→ Job
Write out all lines holding the word "JSON".

→ Data records
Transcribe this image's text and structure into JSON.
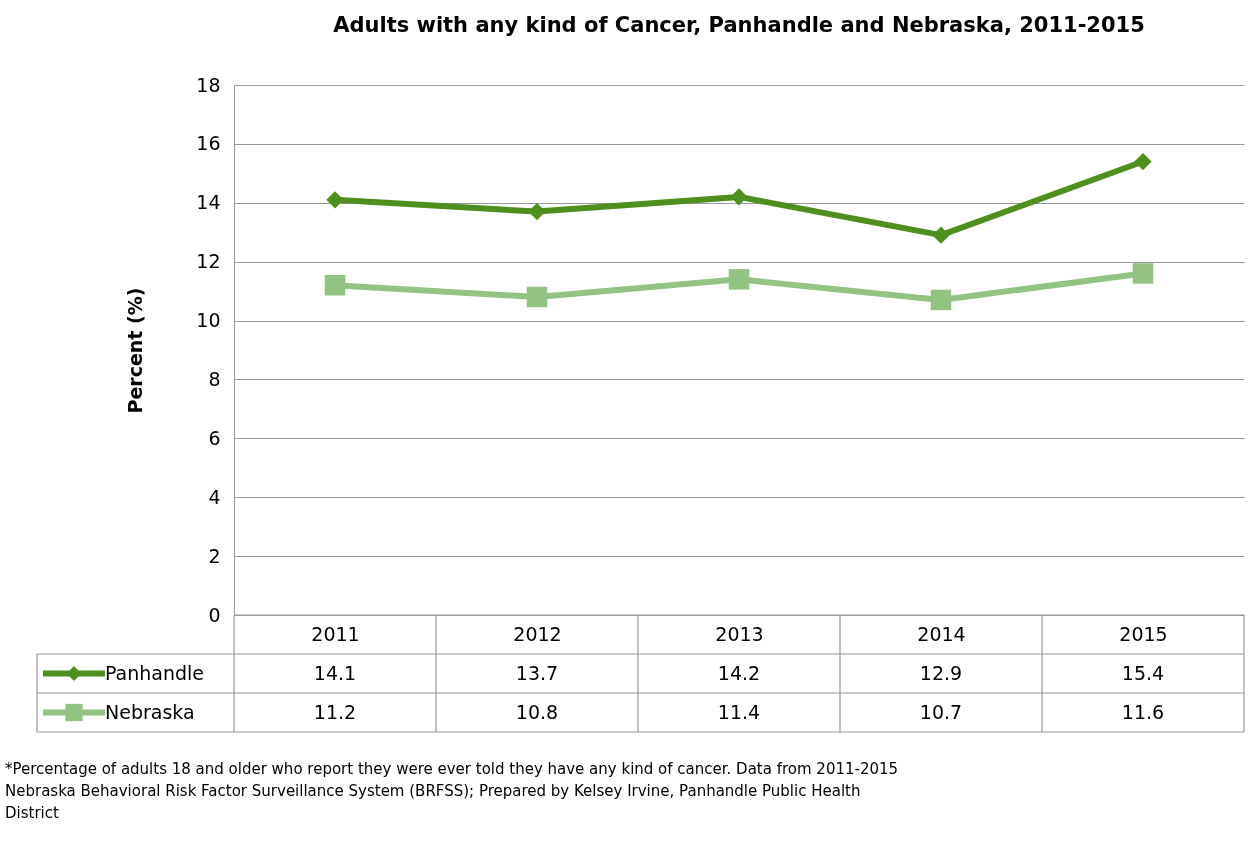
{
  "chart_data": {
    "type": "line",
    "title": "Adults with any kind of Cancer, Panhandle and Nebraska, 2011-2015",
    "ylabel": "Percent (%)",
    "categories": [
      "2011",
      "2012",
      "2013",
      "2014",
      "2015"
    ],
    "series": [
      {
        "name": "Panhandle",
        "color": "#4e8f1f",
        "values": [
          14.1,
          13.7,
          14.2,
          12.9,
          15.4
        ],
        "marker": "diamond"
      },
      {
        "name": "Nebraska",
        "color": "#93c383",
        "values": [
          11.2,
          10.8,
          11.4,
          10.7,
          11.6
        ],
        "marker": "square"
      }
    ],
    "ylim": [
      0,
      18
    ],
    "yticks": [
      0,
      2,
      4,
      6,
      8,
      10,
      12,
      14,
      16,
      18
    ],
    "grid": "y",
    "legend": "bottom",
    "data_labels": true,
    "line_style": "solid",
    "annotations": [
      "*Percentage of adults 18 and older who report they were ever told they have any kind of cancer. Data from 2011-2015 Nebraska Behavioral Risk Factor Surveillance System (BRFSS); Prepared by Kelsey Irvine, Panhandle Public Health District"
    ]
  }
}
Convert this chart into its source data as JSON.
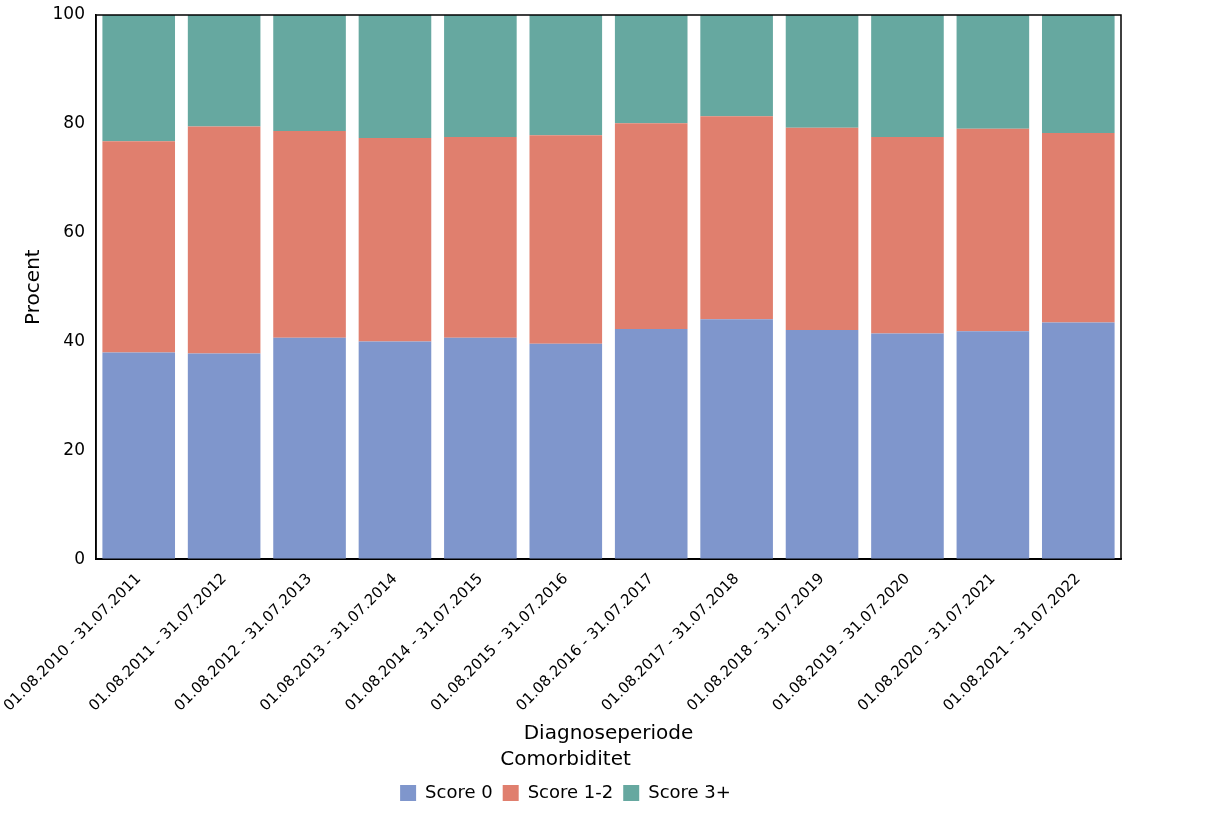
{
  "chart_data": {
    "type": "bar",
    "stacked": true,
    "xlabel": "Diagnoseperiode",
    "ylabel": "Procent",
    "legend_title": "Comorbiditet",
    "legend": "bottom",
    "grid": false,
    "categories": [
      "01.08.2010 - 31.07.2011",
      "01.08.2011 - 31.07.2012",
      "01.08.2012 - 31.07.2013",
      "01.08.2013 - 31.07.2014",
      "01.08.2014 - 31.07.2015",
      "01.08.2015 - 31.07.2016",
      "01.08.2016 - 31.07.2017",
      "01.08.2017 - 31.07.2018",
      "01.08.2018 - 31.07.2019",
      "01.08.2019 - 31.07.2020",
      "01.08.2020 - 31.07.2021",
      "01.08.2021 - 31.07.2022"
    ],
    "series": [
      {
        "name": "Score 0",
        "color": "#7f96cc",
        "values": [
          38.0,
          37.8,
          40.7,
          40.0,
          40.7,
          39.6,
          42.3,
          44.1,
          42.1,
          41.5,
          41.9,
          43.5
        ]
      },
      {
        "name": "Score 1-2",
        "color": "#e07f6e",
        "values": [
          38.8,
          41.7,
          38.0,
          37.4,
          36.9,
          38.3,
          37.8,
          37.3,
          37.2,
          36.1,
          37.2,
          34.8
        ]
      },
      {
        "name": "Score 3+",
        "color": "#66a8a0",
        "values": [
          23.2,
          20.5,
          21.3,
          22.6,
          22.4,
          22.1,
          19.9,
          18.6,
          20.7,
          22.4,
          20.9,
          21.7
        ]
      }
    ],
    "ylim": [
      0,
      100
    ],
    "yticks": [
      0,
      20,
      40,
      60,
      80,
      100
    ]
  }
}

→ Output of the exercise
Transcribe this image's text and structure into JSON.
Convert this chart into its source data as JSON.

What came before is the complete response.